Aim
Copy the items from the very first line down to and including the line that contains "button[interactable]: z xyxy=(242,487,462,870)", switching "bounding box" to "enclosing box" and leaving everything else untouched.

Items in a dataset
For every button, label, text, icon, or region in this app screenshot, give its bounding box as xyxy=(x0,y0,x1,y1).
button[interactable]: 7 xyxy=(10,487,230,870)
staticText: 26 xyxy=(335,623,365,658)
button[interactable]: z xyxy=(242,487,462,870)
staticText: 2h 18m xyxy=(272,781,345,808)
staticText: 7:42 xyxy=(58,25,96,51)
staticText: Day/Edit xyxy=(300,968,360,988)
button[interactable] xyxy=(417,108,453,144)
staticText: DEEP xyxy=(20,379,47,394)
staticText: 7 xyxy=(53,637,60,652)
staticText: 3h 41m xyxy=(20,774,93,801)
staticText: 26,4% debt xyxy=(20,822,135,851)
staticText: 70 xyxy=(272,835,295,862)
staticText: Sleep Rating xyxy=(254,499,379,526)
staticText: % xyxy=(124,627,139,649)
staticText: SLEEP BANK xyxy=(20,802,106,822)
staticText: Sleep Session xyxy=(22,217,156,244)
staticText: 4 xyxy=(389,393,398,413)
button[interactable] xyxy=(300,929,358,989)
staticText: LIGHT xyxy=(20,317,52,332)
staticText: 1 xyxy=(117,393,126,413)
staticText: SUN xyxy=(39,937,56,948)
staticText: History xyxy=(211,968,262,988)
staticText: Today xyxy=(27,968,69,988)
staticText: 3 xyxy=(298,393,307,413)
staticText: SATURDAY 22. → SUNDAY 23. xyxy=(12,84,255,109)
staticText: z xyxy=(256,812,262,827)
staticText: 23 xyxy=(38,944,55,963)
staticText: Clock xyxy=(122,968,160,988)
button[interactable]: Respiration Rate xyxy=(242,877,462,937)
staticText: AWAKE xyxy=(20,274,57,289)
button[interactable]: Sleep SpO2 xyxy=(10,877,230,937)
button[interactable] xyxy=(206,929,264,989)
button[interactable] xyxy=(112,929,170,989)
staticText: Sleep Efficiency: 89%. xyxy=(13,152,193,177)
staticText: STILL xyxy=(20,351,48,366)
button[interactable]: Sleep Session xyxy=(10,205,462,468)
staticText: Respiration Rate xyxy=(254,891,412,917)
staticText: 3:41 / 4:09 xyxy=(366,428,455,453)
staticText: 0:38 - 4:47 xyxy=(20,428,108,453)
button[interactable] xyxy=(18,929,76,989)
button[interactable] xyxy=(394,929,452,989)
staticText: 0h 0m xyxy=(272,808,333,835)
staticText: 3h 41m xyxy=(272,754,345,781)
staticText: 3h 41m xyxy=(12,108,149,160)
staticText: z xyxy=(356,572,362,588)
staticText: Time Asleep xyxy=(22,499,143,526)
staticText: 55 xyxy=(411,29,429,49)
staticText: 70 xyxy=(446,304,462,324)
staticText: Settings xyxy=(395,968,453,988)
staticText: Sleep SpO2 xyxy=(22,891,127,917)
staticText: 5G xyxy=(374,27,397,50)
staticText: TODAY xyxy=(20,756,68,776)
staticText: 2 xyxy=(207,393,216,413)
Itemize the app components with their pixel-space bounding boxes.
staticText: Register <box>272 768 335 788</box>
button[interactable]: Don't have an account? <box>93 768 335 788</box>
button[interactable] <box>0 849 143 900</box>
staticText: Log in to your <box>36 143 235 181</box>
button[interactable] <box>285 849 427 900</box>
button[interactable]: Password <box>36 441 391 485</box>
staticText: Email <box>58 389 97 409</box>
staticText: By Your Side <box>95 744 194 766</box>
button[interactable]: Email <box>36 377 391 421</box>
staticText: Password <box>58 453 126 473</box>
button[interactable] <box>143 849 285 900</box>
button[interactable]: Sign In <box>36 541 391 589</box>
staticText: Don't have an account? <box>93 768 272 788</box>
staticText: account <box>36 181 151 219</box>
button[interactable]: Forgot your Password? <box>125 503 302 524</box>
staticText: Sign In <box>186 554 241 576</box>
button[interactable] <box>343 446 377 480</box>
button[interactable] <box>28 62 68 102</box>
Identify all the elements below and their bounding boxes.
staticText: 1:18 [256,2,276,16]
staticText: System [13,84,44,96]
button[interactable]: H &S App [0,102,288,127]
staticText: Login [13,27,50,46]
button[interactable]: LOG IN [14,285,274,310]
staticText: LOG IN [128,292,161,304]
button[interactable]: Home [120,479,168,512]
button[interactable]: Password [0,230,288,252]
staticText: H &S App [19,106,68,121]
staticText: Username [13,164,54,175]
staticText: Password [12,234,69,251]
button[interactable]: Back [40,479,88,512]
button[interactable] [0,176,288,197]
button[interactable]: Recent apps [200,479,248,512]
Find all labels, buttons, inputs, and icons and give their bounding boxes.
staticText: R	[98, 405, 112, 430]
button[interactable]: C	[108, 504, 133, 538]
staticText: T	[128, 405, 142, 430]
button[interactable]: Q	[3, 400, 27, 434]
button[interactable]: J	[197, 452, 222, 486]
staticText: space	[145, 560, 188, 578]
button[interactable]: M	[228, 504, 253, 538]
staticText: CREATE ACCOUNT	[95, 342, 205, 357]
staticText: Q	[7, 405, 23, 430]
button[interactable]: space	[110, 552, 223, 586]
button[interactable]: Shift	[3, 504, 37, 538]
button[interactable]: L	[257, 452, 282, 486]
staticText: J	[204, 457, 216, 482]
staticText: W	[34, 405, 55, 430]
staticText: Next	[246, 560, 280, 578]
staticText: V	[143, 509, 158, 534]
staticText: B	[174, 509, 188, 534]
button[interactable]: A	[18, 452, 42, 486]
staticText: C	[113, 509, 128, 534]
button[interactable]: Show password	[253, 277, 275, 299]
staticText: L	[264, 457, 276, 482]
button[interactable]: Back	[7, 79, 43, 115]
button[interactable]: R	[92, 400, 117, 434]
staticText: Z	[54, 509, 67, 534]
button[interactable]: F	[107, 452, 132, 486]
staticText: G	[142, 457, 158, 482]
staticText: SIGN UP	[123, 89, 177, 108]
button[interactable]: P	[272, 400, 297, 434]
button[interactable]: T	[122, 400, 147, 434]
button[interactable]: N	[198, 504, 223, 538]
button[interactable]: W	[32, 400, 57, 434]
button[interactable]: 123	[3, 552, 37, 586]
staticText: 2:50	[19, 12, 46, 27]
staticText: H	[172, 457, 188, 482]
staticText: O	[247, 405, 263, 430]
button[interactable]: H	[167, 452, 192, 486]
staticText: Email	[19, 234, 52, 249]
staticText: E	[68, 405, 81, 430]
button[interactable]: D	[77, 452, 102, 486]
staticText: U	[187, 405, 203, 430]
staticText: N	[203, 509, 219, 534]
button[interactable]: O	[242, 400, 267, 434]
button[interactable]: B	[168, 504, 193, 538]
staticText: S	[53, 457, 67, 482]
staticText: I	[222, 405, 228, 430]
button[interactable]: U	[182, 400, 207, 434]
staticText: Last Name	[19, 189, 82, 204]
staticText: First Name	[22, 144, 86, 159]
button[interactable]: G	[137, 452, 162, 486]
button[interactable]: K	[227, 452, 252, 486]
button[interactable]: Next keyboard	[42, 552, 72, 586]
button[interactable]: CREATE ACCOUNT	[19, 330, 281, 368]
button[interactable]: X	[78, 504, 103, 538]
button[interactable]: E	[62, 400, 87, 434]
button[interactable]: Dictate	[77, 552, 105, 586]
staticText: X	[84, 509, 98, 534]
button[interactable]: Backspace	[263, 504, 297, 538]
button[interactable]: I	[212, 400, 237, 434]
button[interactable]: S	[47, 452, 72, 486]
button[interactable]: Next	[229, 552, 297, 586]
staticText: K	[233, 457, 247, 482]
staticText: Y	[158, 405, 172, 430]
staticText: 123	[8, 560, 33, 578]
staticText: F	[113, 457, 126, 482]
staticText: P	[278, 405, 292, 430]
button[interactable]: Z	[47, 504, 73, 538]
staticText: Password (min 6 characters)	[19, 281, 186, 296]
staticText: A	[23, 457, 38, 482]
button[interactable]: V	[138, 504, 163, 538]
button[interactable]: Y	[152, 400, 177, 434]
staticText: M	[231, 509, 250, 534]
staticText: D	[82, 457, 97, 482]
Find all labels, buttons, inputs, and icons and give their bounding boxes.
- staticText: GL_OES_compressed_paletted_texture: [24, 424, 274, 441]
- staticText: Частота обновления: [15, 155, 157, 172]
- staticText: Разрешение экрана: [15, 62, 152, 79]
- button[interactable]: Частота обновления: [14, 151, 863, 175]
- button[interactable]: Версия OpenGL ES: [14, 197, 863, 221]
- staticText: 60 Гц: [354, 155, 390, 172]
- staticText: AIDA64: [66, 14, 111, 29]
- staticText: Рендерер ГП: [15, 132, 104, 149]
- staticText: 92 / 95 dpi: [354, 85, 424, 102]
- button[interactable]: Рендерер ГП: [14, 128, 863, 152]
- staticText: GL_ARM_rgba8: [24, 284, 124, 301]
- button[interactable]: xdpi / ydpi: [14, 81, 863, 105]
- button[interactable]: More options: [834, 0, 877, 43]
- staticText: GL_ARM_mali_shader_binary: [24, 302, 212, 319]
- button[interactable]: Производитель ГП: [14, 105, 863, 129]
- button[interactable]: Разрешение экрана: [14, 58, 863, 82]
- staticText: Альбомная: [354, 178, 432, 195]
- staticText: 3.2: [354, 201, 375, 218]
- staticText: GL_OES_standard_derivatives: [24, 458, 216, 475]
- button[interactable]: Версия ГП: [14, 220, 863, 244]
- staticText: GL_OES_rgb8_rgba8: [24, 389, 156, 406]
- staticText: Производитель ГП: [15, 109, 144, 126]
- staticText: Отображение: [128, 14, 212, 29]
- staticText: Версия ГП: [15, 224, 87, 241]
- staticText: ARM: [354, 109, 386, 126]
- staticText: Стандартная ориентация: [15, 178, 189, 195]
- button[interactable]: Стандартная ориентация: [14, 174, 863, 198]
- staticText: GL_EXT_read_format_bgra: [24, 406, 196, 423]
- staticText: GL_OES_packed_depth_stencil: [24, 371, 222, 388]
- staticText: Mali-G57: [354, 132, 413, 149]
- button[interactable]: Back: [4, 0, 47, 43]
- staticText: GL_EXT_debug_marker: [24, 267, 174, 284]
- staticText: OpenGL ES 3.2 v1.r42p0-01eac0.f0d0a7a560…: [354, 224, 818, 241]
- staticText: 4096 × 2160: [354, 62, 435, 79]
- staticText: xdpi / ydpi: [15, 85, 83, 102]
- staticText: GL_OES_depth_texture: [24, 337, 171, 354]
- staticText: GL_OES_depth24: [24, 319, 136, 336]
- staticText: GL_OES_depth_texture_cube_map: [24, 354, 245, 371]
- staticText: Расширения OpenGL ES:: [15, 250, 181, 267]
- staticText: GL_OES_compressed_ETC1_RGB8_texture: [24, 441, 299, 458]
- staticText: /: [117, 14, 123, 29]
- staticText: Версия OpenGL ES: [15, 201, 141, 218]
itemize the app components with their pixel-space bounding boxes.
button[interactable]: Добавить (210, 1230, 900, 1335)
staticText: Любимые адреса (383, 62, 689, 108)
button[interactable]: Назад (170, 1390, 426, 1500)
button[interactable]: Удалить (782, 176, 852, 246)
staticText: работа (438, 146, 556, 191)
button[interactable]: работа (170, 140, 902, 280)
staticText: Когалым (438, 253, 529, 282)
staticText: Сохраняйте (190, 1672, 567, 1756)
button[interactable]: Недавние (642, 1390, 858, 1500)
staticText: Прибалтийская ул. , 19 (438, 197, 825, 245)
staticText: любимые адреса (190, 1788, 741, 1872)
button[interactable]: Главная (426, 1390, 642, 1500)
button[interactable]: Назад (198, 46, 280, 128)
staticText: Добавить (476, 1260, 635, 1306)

Solved problem
For every button, label, text, icon, or region in this app screenshot, give its enclosing box as xyxy=(x0,y0,x1,y1).
button[interactable]: 7 xyxy=(10,487,230,870)
staticText: 26 xyxy=(335,623,365,658)
button[interactable]: z xyxy=(242,487,462,870)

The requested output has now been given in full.